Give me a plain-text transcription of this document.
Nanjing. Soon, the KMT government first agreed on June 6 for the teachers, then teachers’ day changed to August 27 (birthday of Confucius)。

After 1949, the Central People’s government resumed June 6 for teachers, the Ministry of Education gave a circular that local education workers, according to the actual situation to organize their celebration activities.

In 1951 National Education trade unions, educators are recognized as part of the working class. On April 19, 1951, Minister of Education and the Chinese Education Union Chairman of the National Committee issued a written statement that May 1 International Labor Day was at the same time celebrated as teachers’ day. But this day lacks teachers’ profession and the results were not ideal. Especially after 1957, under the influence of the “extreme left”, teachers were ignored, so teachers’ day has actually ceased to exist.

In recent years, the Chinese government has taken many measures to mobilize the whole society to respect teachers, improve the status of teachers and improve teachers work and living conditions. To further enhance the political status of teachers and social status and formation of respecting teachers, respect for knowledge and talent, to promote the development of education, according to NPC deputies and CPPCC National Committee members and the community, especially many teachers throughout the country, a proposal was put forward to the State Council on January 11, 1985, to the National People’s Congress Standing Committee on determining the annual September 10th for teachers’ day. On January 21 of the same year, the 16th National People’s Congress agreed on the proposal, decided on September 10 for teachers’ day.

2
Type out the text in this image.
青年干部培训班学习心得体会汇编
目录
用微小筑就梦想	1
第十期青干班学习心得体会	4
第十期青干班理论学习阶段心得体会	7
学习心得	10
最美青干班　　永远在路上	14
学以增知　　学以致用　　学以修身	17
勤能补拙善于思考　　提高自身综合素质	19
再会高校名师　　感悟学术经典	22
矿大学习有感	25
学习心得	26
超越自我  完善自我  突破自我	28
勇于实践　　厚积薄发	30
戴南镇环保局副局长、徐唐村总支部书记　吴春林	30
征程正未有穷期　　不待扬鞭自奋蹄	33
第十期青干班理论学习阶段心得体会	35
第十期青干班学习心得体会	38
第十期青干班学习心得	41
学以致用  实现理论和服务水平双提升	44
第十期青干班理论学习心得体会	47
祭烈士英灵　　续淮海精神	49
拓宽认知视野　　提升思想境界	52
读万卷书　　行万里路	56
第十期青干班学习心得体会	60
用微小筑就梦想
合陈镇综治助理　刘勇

▶ GOAL: Repeat all the entries word for word.

▶ THE ANSWER:
Give me a plain-text transcription of this document.
Nanjing. Soon, the KMT government first agreed on June 6 for the teachers, then teachers’ day changed to August 27 (birthday of Confucius)。

After 1949, the Central People’s government resumed June 6 for teachers, the Ministry of Education gave a circular that local education workers, according to the actual situation to organize their celebration activities.

In 1951 National Education trade unions, educators are recognized as part of the working class. On April 19, 1951, Minister of Education and the Chinese Education Union Chairman of the National Committee issued a written statement that May 1 International Labor Day was at the same time celebrated as teachers’ day. But this day lacks teachers’ profession and the results were not ideal. Especially after 1957, under the influence of the “extreme left”, teachers were ignored, so teachers’ day has actually ceased to exist.

In recent years, the Chinese government has taken many measures to mobilize the whole society to respect teachers, improve the status of teachers and improve teachers work and living conditions. To further enhance the political status of teachers and social status and formation of respecting teachers, respect for knowledge and talent, to promote the development of education, according to NPC deputies and CPPCC National Committee members and the community, especially many teachers throughout the country, a proposal was put forward to the State Council on January 11, 1985, to the National People’s Congress Standing Committee on determining the annual September 10th for teachers’ day. On January 21 of the same year, the 16th National People’s Congress agreed on the proposal, decided on September 10 for teachers’ day.

2
Type out the text in this image.
青年干部培训班学习心得体会汇编
目录
用微小筑就梦想	1
第十期青干班学习心得体会	4
第十期青干班理论学习阶段心得体会	7
学习心得	10
最美青干班　　永远在路上	14
学以增知　　学以致用　　学以修身	17
勤能补拙善于思考　　提高自身综合素质	19
再会高校名师　　感悟学术经典	22
矿大学习有感	25
学习心得	26
超越自我  完善自我  突破自我	28
勇于实践　　厚积薄发	30
戴南镇环保局副局长、徐唐村总支部书记　吴春林	30
征程正未有穷期　　不待扬鞭自奋蹄	33
第十期青干班理论学习阶段心得体会	35
第十期青干班学习心得体会	38
第十期青干班学习心得	41
学以致用  实现理论和服务水平双提升	44
第十期青干班理论学习心得体会	47
祭烈士英灵　　续淮海精神	49
拓宽认知视野　　提升思想境界	52
读万卷书　　行万里路	56
第十期青干班学习心得体会	60
用微小筑就梦想
合陈镇综治助理　刘勇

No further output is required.